**Task objective**.
In the entries that follow, which lines hold the string "endast"? List them.

**Input material**.
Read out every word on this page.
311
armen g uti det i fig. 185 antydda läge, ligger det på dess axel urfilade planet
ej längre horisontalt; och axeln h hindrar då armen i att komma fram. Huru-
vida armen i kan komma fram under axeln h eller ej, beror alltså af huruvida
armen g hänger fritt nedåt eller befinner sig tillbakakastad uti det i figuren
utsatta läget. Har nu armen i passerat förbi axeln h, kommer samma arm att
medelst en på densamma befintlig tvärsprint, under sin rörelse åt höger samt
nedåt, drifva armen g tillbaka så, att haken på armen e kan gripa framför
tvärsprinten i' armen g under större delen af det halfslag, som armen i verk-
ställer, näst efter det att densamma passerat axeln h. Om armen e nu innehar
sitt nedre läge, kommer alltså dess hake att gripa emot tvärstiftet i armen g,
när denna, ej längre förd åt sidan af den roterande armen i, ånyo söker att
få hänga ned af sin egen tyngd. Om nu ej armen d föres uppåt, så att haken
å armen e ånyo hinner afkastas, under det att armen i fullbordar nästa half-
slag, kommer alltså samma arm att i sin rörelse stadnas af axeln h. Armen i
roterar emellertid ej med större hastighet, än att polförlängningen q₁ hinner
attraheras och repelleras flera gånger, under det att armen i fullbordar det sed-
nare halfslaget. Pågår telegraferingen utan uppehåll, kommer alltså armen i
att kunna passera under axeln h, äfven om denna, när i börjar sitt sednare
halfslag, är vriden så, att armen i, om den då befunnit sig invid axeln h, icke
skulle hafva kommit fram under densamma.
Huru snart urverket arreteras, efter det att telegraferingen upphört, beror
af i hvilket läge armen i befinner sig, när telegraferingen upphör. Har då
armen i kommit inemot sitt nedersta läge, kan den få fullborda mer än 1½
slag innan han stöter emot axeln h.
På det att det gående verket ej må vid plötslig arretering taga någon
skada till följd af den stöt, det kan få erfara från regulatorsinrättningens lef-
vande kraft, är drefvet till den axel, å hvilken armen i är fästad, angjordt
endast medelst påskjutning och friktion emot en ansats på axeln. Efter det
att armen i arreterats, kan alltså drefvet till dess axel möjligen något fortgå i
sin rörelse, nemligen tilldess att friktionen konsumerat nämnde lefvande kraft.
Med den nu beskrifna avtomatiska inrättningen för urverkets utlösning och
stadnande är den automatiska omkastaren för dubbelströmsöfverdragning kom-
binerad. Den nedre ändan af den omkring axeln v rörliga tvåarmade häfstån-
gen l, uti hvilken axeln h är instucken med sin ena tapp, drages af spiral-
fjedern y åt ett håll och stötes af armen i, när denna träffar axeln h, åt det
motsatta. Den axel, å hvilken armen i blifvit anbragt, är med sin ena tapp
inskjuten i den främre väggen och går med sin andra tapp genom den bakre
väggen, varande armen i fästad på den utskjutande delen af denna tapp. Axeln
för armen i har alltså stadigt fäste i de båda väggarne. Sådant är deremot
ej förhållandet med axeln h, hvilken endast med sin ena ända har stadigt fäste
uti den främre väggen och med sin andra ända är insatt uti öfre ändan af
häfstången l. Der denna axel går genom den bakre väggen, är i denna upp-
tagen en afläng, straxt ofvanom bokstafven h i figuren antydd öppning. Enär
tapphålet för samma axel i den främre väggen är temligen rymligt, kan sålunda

**Task response**.
endast medelst påskjutning och friktion emot en ansats på axeln. Efter det
ej förhållandet med axeln h, hvilken endast med sin ena ända har stadigt fäste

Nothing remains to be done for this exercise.